Aim of the exercise: Go through the entries and count the lines with the string "purchases" in them. Give only that number.

Given information:
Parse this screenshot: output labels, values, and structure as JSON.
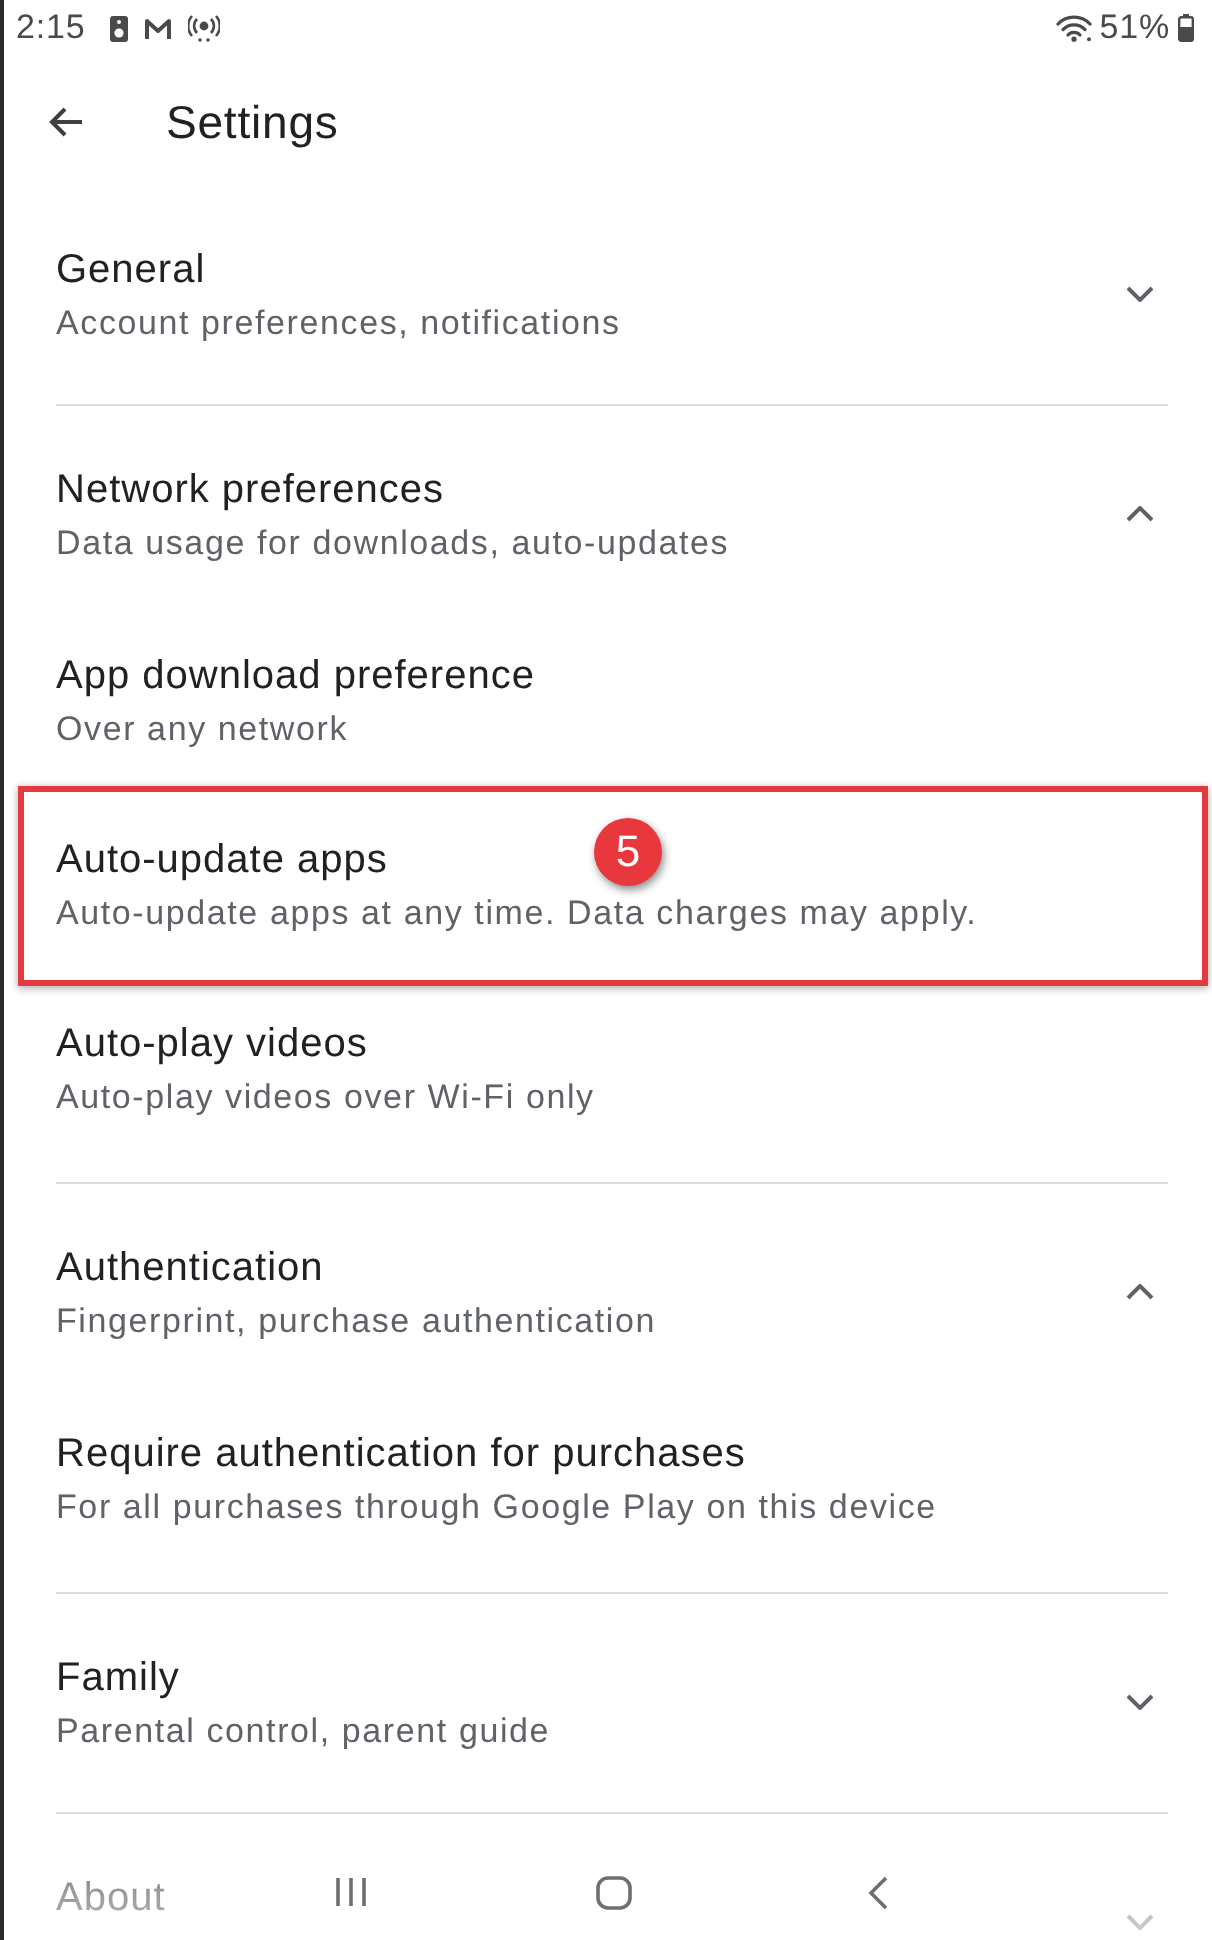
{
  "status_bar": {
    "time": "2:15",
    "battery": "51%"
  },
  "header": {
    "title": "Settings"
  },
  "sections": [
    {
      "title": "General",
      "subtitle": "Account preferences, notifications",
      "expanded": false
    },
    {
      "title": "Network preferences",
      "subtitle": "Data usage for downloads, auto-updates",
      "expanded": true,
      "items": [
        {
          "title": "App download preference",
          "subtitle": "Over any network",
          "highlighted": false
        },
        {
          "title": "Auto-update apps",
          "subtitle": "Auto-update apps at any time. Data charges may apply.",
          "highlighted": true,
          "callout": "5"
        },
        {
          "title": "Auto-play videos",
          "subtitle": "Auto-play videos over Wi-Fi only",
          "highlighted": false
        }
      ]
    },
    {
      "title": "Authentication",
      "subtitle": "Fingerprint, purchase authentication",
      "expanded": true,
      "items": [
        {
          "title": "Require authentication for purchases",
          "subtitle": "For all purchases through Google Play on this device",
          "highlighted": false
        }
      ]
    },
    {
      "title": "Family",
      "subtitle": "Parental control, parent guide",
      "expanded": false
    },
    {
      "title": "About",
      "expanded": false
    }
  ]
}
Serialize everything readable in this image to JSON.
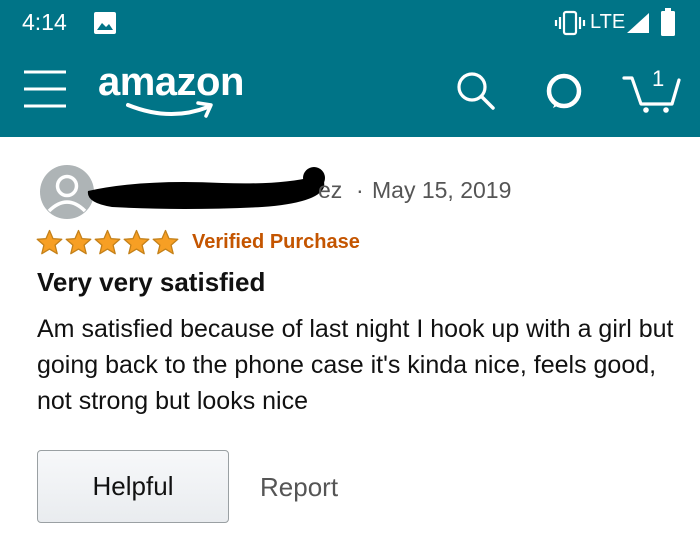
{
  "status_bar": {
    "time": "4:14",
    "network": "LTE",
    "icons": [
      "image-icon",
      "vibrate-icon",
      "signal-icon",
      "battery-icon"
    ]
  },
  "app_bar": {
    "logo": "amazon",
    "cart_count": "1",
    "icons": [
      "menu-icon",
      "search-icon",
      "alexa-icon",
      "cart-icon"
    ],
    "colors": {
      "background": "#007487",
      "foreground": "#ffffff"
    }
  },
  "review": {
    "author_visible": "ez",
    "separator": "·",
    "date": "May 15, 2019",
    "rating": 5,
    "rating_max": 5,
    "verified_label": "Verified Purchase",
    "title": "Very very satisfied",
    "body": "Am satisfied because of last night I hook up with a girl but going back to the phone case it's kinda nice, feels good, not strong but looks nice",
    "helpful_label": "Helpful",
    "report_label": "Report",
    "colors": {
      "star": "#f79f24",
      "verified": "#c45500",
      "meta_text": "#555555"
    }
  }
}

Written solution: 2